Protection des biens culturels
Chacun a son opinion sur la protection des biens culturels. Tous les arguments ont été avancés depuis longtemps et répétés à l’envi : les collectionneurs affirment que les États traitent leurs biens culturels avec négligence et ne les protègent guère. Les archéologues rétorquent que ces objets culturels ne sont en danger qu’à cause des collectionneurs. Les collectionneurs énumèrent alors ce qu’ils font pour les musées et la diffusion des connaissances numismatiques. Les archéologues le reconnaissent, mais s’y intéressent peu, car pour eux, le contexte de la découverte est la seule chose qui compte.
Aucune des deux parties n’a entièrement raison, mais elles ont toutes deux de bons arguments. Comme souvent, la question n’est pas noire ou blanche, mais comporte de nombreuses nuances de gris.
Mais pourquoi les archéologues se disputent-ils avec les collectionneurs sur la meilleure façon de protéger les biens culturels ? Et quel rôle jouent les pièces de monnaie dans tout cela ? Cet article résume la genèse du conflit. Il est important d’aller au fond du problème afin de trouver une solution commune à un dilemme qui semble sans issue.
Solution à un problème grec
Tout a commencé en 1949, à la fin de la guerre civile grecque qui opposait communistes et monarchistes. La ministre de la Culture Melina Mercouri a alors développé un projet visant à unir culturellement cette nation profondément divisée : elle a exigé la restitution des frises du Parthénon par le British Museum. Ce fut un succès retentissant ! Non pas parce que la Grèce avait réellement récupéré les frises du Parthénon. Cela n’est d’ailleurs toujours pas le cas à ce jour, et ce n’était pas le plus important. Ce qui importait, c’était que cette cause attirait l’attention de tous les Grecs sur leur patrimoine commun, créant ainsi une identité grecque qui transcendait les clivages entre communistes et monarchistes.
L’idée de Melina Mercouri est née à une époque que nous appelons aujourd’hui la décolonisation. De nombreux pays sous domination européenne réclamaient leur liberté et leur indépendance économique. Une culture commune jouait un rôle central dans la construction de leur nation. Or, bon nombre des œuvres d’art qui avaient survécu ne se trouvaient pas dans leur propre pays, mais dans des musées du monde entier. On pourrait même affirmer que beaucoup d’entre elles n’avaient survécu que parce qu’elles avaient été conservées dans des musées à travers le monde. Néanmoins, l’attention des jeunes nations était focalisée sur ces œuvres d’art.
Quel est le rapport entre l’inflation et les conventions de l’UNESCO ?

-.-.-

**À réaliser:**
**a.** Pour chaque affirmation ci-dessous, dites si elle concorde avec l’extrait sur la protection des biens culturels. Répondez par oui ou par non et citez les mots décisifs du texte.
(i) La Grèce a fini par récupérer les frises du Parthénon.
(ii) Pour les archéologues, le contexte de la découverte est la seule chose qui compte.
(iii) L’une des deux parties a entièrement raison.
**b.** Rédigez la suite de l’extrait sur la protection des biens culturels en partant de sa dernière phrase.

**Données enregistrées:**
-.-.-

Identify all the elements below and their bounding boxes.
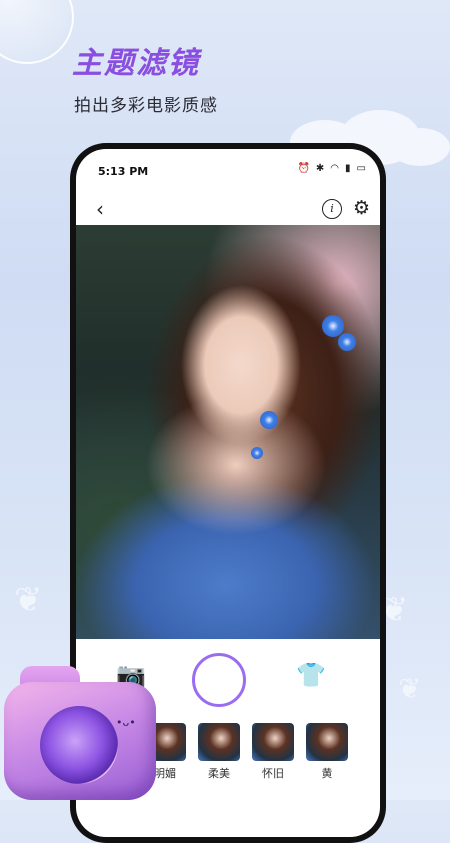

-.-.-

**Réponses aux consignes:**
**a.**
(i) Non : « Non pas parce que la Grèce avait réellement récupéré les frises du Parthénon. Cela n’est d’ailleurs toujours pas le cas à ce jour »
(ii) Oui : « pour eux, le contexte de la découverte est la seule chose qui compte »
(iii) Non : « Aucune des deux parties n’a entièrement raison »

**b.**
Nous devons maintenant prendre en compte un autre facteur : l’inflation qui a frappé les pays occidentaux après l’abandon de l’étalon-or en 1971. À cette époque, tout le monde cherchait à investir son argent de manière à le protéger contre l’inflation. Les objets de collection sont ainsi devenus des biens d’investissement. Les pièces de monnaie, en particulier, ont connu un véritable boom, car elles représentaient une alternative abordable pour ceux qui n’avaient pas les moyens d’acheter des biens immobiliers ou des lingots d’or.
Les criminels ont profité de cette demande croissante pour voler des biens culturels dans les zones de guerre et les pays dont les administrations étaient faibles et corrompues, puis les proposer sur le marché international de l’art. Les conventions de l’UNESCO de 1970 et 1972 visaient à lutter contre ce phénomène. Elles concernaient les objets centraux importants pour l’identité d’une nation. À l’époque, les pièces de monnaie n’intéressaient personne.
Pourquoi les archéologues se sont retournés contre les collectionneurs de pièces de monnaie
Tout a changé lorsque de petits détecteurs de métaux abordables ont fait leur apparition sur le marché dans les années 1970. Ils ont permis pour la première fois de rechercher systématiquement des trésors et des objets individuels. Les habitants de régions économiquement faibles mais intéressantes sur le plan archéologique ont investi dans des détecteurs de métaux et ont commencé à creuser. Cela a contrarié les archéologues, car leurs couches étaient perturbées. C’est compréhensible. Mais les archéologues formaient une petite minorité d’élite face à des centaines de milliers, voire des millions de collectionneurs. Comment cette petite minorité a-t-elle pu exercer une telle influence sur l’opinion publique ?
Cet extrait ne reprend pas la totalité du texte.